コロナ禍で劇的に増えたオンラインコミュニケーションの機会。いまや、仕事の会議も、子供の保護者同士の集まりも、友人や親族との交流も、ビデオ会議やチャットを使って行うのが当たり前になっています。
オンラインコミュニケーションは対面に比べると歴史が浅い分、発展の余地がありそうです。適切なマナーで、より円滑にすることもできるはず。マナーコンサルタントの西出ひろ子さんが、オンライン飲み会でのマナーを教えてくれました。
参加スタイルは多様で当然と思っておく
西出さんは「オンライン飲み会で大切なことは、参加したみんなが無理なく楽しめること。だからマナーも、そのためにどう振る舞うのが適当かを考えていくといいですね」と話します。

===

## 練習問題
#1 オンライン飲み会のマナーについての本文で、西出ひろ子さんはオンライン飲み会で大切なことは何だと述べているか。
#2 オンライン飲み会のマナーについての本文を、最後の文のあとから書き継いでください。

## 一覧
===

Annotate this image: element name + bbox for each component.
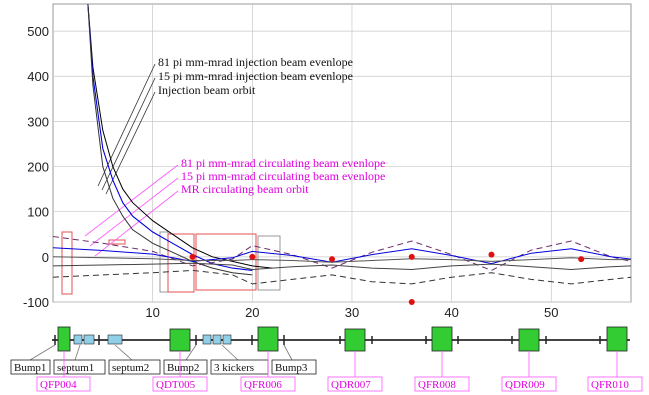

===

## 解答
#1 参加したみんなが無理なく楽しめることです。

#2
参加者がそれぞれ自宅からつなぐケースがほとんどのオンライン飲み会では、外出先で会うのとは違って、それぞれの家庭の事情や自宅の環境に影響を受けやすいもの。多様な状況で参加することになるので、何事も無理強いせず許容する方向で考えるべきと西出さんはいいます。
「例えば、顔出しはしないけど音声だけつながって楽しくおしゃべりしながら飲むのもアリですよね。そのときは、私なら『最近、愛犬の具合が悪くて。今日はカメラ切っておくね。急に退室したらごめんね』などとホスト役のかたにあらかじめ伝えておくか、チャットに打ち込むかしますね。言えることは言ってしまったほうが、誤解が生じません」
カメラのオンオフ、背景の実景やバーチャルにこだわらない
カメラをオンにするかどうか、背景は実景かバーチャルか、そういった参加スタイルがバラバラでもこだわらない心構えそのものがマナーといえそうです。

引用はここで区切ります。